* 提示本文:
────────────────

Alibaba (T-Head)が出しているXuanTie RISC-Vコアのシリーズをまとめていたら、大量にあって混乱してきた。
- Eシリーズ (E902 / E906) : 組み込み向け
- Cシリーズ (C906 / C908 / C910 / C920) : 高性能向け
- Rシリーズ (R910) : リアルタイム処理向け
この中で、とりあえずCシリーズについてチェックしてみる。まずはマイクロアーキテクチャの側面からみると、
- C906 : 5ステージSingle Issueインオーダ発行
- C908 : Dual Issue インオーダ発行
- C910 : 9から12ステージのアウトオブオーダ発行
- C920 : 整数12ステージのアウトオブオーダ発行
と、C906, C908とC910, C920 でそもそも命令発行の構成が大きく違っていることが分かる。
性能面で見ても、
- C906 : Dhrystone 2.4, CoreMark 3.8
- C908 : Dhrystone 3.89, CoreMark 5.71
- C910 : Dhrystone 5.8, CoreMark 7.1
- C920 : Dhrystone 5.8 CoreMark 7.0
と大きな違いがあることが見て取れる。
次に、大きな違いであるベクトル命令拡張のサポートの違いだが、
- C906 : RISC-V V Extension 0.7.1 VLEN=128
- C908 : RISC-V V Extension 1.0 VLEN=128 / 256
- C910 : なし
- C920 : RISC-V V Extension 0.7.1. VLEN=128
と、結構な違いがある。

────────────────

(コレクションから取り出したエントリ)
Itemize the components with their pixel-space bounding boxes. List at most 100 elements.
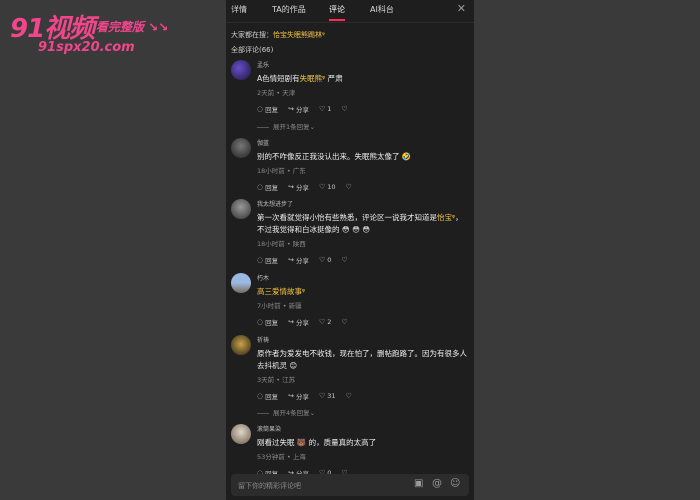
comment-text: A色情短剧有失眠熊ᵠ 严肃 — [257, 73, 469, 85]
reply-label: 回复 — [265, 393, 279, 401]
like-count: 2 — [327, 318, 332, 326]
like-button[interactable]: ♡ 1 — [319, 105, 331, 113]
comment-username[interactable]: 祈祷 — [257, 335, 469, 344]
share-button[interactable]: ↪分享 — [288, 104, 309, 114]
reply-label: 回复 — [265, 319, 279, 327]
share-button[interactable]: ↪分享 — [288, 182, 309, 192]
comment-text: 刚看过失眠 🐻 的，质量真的太高了 — [257, 438, 377, 447]
share-icon: ↪ — [288, 256, 294, 264]
share-button[interactable]: ↪分享 — [288, 255, 309, 265]
comment-icon: ◌ — [257, 318, 264, 326]
broken-heart-icon[interactable]: ♡ — [341, 105, 347, 113]
share-label: 分享 — [295, 319, 309, 327]
heart-icon: ♡ — [318, 318, 326, 326]
comment-text: 第一次看就觉得小怡有些熟悉，评论区一说我才知道是怡宝ᵠ，不过我觉得和白冰挺像的 … — [257, 212, 469, 236]
comment-input-bar[interactable]: 留下你的精彩评论吧 ▣ @ ☺ — [231, 474, 469, 496]
like-count: 10 — [327, 183, 336, 191]
comment-actions: ◌ 回复 ↪ 分享 ♡ 2 ♡ — [257, 317, 469, 327]
reply-label: 回复 — [265, 106, 279, 114]
broken-heart-icon[interactable]: ♡ — [346, 183, 352, 191]
comment-username[interactable]: 伽蓝 — [257, 138, 469, 147]
comment-text-part: 严肃 — [325, 74, 343, 83]
close-icon[interactable]: ✕ — [457, 2, 466, 15]
reply-button[interactable]: ◌回复 — [257, 182, 278, 192]
at-icon[interactable]: @ — [432, 478, 442, 489]
trending-keyword[interactable]: 恰宝失眠熊踢林 — [273, 31, 322, 39]
search-icon: ᵠ — [302, 287, 306, 296]
comment-icon: ◌ — [257, 105, 264, 113]
comment-icon: ◌ — [257, 256, 264, 264]
avatar[interactable] — [231, 199, 251, 219]
avatar[interactable] — [231, 138, 251, 158]
comment-actions: ◌ 回复 ↪ 分享 ♡ 31 ♡ — [257, 391, 469, 401]
comment-actions: ◌回复 ↪分享 ♡0 ♡ — [257, 255, 469, 265]
expand-replies-button[interactable]: 展开1条回复⌄ — [257, 121, 315, 131]
avatar[interactable] — [231, 60, 251, 80]
tab-details[interactable]: 详情 — [231, 4, 247, 15]
like-count: 1 — [327, 105, 332, 113]
comment-text-part: A色情短剧有 — [257, 74, 300, 83]
reply-button[interactable]: ◌回复 — [257, 317, 278, 327]
comment-username[interactable]: 滚筒果染 — [257, 424, 469, 433]
like-button[interactable]: ♡ 2 — [319, 318, 331, 326]
comment-username[interactable]: 孟乐 — [257, 60, 469, 69]
tab-comments[interactable]: 评论 — [329, 4, 345, 21]
share-label: 分享 — [295, 393, 309, 401]
avatar[interactable] — [231, 273, 251, 293]
like-button[interactable]: ♡ 10 — [319, 183, 336, 191]
comment-text: 原作者为爱发电不收钱，现在怕了，删帖跑路了。因为有很多人去抖机灵 😊 — [257, 349, 467, 370]
comment-meta: 18小时前 • 广东 — [257, 167, 306, 175]
reply-label: 回复 — [265, 184, 279, 192]
comment-keyword-link[interactable]: 怡宝 — [437, 213, 452, 222]
like-button[interactable]: ♡ 31 — [319, 392, 336, 400]
tab-ai[interactable]: AI科台 — [370, 4, 394, 15]
like-button[interactable]: ♡ 0 — [319, 256, 331, 264]
tab-bar: 详情 TA的作品 评论 AI科台 ✕ — [226, 0, 474, 23]
comment-icon: ◌ — [257, 392, 264, 400]
comment-meta: 18小时前 • 陕西 — [257, 240, 306, 248]
broken-heart-icon[interactable]: ♡ — [341, 256, 347, 264]
comment-icon: ◌ — [257, 183, 264, 191]
reply-button[interactable]: ◌回复 — [257, 391, 278, 401]
expand-replies-button[interactable]: 展开4条回复⌄ — [257, 407, 315, 417]
share-button[interactable]: ↪分享 — [288, 317, 309, 327]
search-icon: ᵠ — [322, 31, 325, 39]
expand-replies-label: 展开1条回复 — [273, 123, 310, 131]
comment-text-part: 第一次看就觉得小怡有些熟悉，评论区一说我才知道是 — [257, 213, 437, 222]
trending-search: 大家都在搜：恰宝失眠熊踢林ᵠ — [231, 30, 325, 40]
comment-meta: 53分钟前 • 上海 — [257, 453, 306, 461]
comment-username[interactable]: 朽木 — [257, 273, 469, 282]
heart-icon: ♡ — [318, 392, 326, 400]
reply-button[interactable]: ◌回复 — [257, 104, 278, 114]
comment-text: 高三爱情故事ᵠ — [257, 286, 469, 298]
comment-username[interactable]: 我太想进步了 — [257, 199, 469, 208]
comment-input-placeholder[interactable]: 留下你的精彩评论吧 — [238, 481, 301, 491]
share-icon: ↪ — [288, 318, 294, 326]
comment-keyword-link[interactable]: 失眠熊 — [300, 74, 323, 83]
trending-prefix: 大家都在搜： — [231, 31, 273, 39]
share-button[interactable]: ↪分享 — [288, 391, 309, 401]
comment-keyword-link[interactable]: 高三爱情故事 — [257, 287, 302, 296]
image-icon[interactable]: ▣ — [414, 478, 423, 489]
comment-count: 全部评论(66) — [231, 46, 274, 54]
watermark-logo: 91视频 看完整版 ↘↘ 91spx20.com — [10, 8, 180, 56]
like-count: 0 — [327, 256, 332, 264]
expand-replies-label: 展开4条回复 — [273, 409, 310, 417]
heart-icon: ♡ — [318, 256, 326, 264]
avatar[interactable] — [231, 424, 251, 444]
emoji-icon[interactable]: ☺ — [450, 478, 460, 489]
heart-icon: ♡ — [318, 105, 326, 113]
broken-heart-icon[interactable]: ♡ — [341, 318, 347, 326]
chevron-down-icon: ⌄ — [309, 409, 316, 417]
share-icon: ↪ — [288, 392, 294, 400]
share-icon: ↪ — [288, 183, 294, 191]
avatar[interactable] — [231, 335, 251, 355]
tab-works[interactable]: TA的作品 — [272, 4, 306, 15]
broken-heart-icon[interactable]: ♡ — [346, 392, 352, 400]
comment-text: 别的不咋像反正我没认出来。失眠熊太像了 🤣 — [257, 152, 412, 161]
comment-actions: ◌ 回复 ↪ 分享 ♡ 1 ♡ — [257, 104, 469, 114]
reply-button[interactable]: ◌回复 — [257, 255, 278, 265]
comment-meta: 2天前 • 天津 — [257, 89, 296, 97]
watermark-slogan: 看完整版 ↘↘ — [96, 20, 169, 34]
chevron-down-icon: ⌄ — [309, 123, 316, 131]
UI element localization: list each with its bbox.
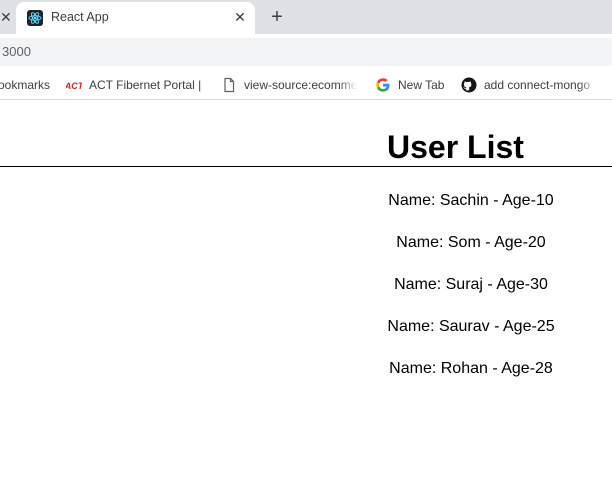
tab-close-icon[interactable]: ✕ bbox=[232, 9, 248, 25]
text-fade bbox=[339, 76, 357, 94]
bookmark-item-bookmarks[interactable]: ookmarks bbox=[0, 76, 54, 94]
bookmark-label: add connect-mongo bbox=[484, 78, 591, 92]
bookmark-item-act-fibernet[interactable]: ACT ACT Fibernet Portal | bbox=[66, 76, 202, 94]
address-bar[interactable]: 3000 bbox=[0, 38, 612, 66]
act-logo-icon: ACT bbox=[66, 77, 85, 93]
new-tab-button[interactable]: + bbox=[266, 6, 288, 28]
page-title: User List bbox=[387, 129, 524, 165]
bookmark-label: ookmarks bbox=[0, 78, 51, 92]
user-list-item: Name: Sachin - Age-10 bbox=[388, 192, 554, 209]
bookmark-item-view-source[interactable]: view-source:ecomme bbox=[221, 76, 357, 94]
github-icon bbox=[461, 77, 477, 93]
bookmark-item-connect-mongo[interactable]: add connect-mongo bbox=[461, 76, 597, 94]
page-icon bbox=[221, 77, 237, 93]
svg-text:ACT: ACT bbox=[66, 81, 82, 91]
close-icon[interactable]: ✕ bbox=[0, 8, 12, 26]
browser-tab[interactable]: React App ✕ bbox=[16, 2, 255, 34]
tab-title: React App bbox=[51, 10, 109, 24]
toolbar: 3000 bbox=[0, 34, 612, 70]
user-list-item: Name: Rohan - Age-28 bbox=[389, 360, 553, 377]
user-list-item: Name: Som - Age-20 bbox=[396, 234, 546, 251]
google-icon bbox=[375, 77, 391, 93]
bookmarks-bar: ookmarks ACT ACT Fibernet Portal | view-… bbox=[0, 70, 612, 100]
bookmark-label: ACT Fibernet Portal | bbox=[89, 78, 202, 92]
bookmark-item-new-tab[interactable]: New Tab bbox=[375, 76, 449, 94]
user-list: Name: Sachin - Age-10 Name: Som - Age-20… bbox=[330, 188, 612, 398]
divider bbox=[0, 166, 612, 167]
text-fade bbox=[579, 76, 597, 94]
tab-strip: ✕ React App ✕ + bbox=[0, 0, 612, 34]
react-logo-icon bbox=[27, 10, 43, 26]
page-content: User List Name: Sachin - Age-10 Name: So… bbox=[0, 101, 612, 488]
user-list-item: Name: Saurav - Age-25 bbox=[387, 318, 555, 335]
url-text: 3000 bbox=[2, 44, 31, 59]
bookmark-label: New Tab bbox=[398, 78, 445, 92]
user-list-item: Name: Suraj - Age-30 bbox=[394, 276, 548, 293]
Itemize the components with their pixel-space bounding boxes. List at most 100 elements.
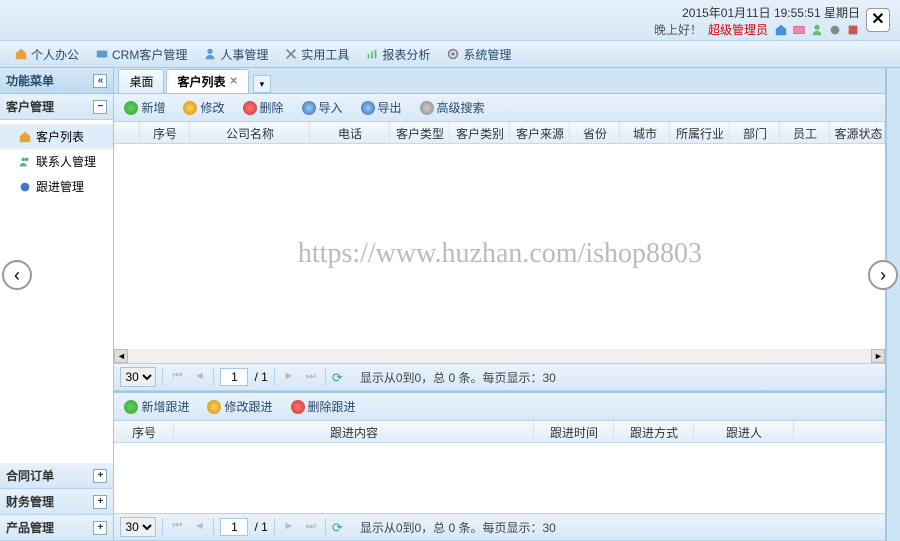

────────────────

* 指示 1: XuanTieコアの紹介文でCシリーズに属するとされているコアの型番を、すべて挙げてください。
* 指示 2: XuanTieコアの紹介文から、「- Eシリーズ (E902」から「C908とC910, C920 でそもそも命令発行の構成が大きく違っていることが分かる。」までの部分を、その語句自体も含めて一字一句変えずに出力してください。

* 実行結果 1: C906、C908、C910、C920

* 実行結果 2:
- Eシリーズ (E902 / E906) : 組み込み向け
- Cシリーズ (C906 / C908 / C910 / C920) : 高性能向け
- Rシリーズ (R910) : リアルタイム処理向け
この中で、とりあえずCシリーズについてチェックしてみる。まずはマイクロアーキテクチャの側面からみると、
- C906 : 5ステージSingle Issueインオーダ発行
- C908 : Dual Issue インオーダ発行
- C910 : 9から12ステージのアウトオブオーダ発行
- C920 : 整数12ステージのアウトオブオーダ発行
と、C906, C908とC910, C920 でそもそも命令発行の構成が大きく違っていることが分かる。